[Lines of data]
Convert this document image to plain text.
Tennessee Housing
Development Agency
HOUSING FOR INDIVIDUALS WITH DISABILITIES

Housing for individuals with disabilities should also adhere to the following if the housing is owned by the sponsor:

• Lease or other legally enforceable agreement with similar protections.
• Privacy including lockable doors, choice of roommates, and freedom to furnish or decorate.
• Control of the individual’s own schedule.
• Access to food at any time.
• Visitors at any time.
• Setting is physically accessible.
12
==
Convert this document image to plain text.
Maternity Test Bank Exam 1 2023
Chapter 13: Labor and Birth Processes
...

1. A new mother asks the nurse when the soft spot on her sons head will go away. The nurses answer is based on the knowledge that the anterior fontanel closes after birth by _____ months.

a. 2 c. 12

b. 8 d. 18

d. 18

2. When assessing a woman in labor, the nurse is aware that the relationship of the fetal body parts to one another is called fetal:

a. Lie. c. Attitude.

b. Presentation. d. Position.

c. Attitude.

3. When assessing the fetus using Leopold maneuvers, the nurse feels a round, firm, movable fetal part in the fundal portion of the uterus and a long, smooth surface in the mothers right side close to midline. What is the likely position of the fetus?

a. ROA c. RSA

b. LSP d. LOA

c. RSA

Given request: Extract each line from the entries above that contains the string "time".

Full answer:
• Access to food at any time.
• Visitors at any time.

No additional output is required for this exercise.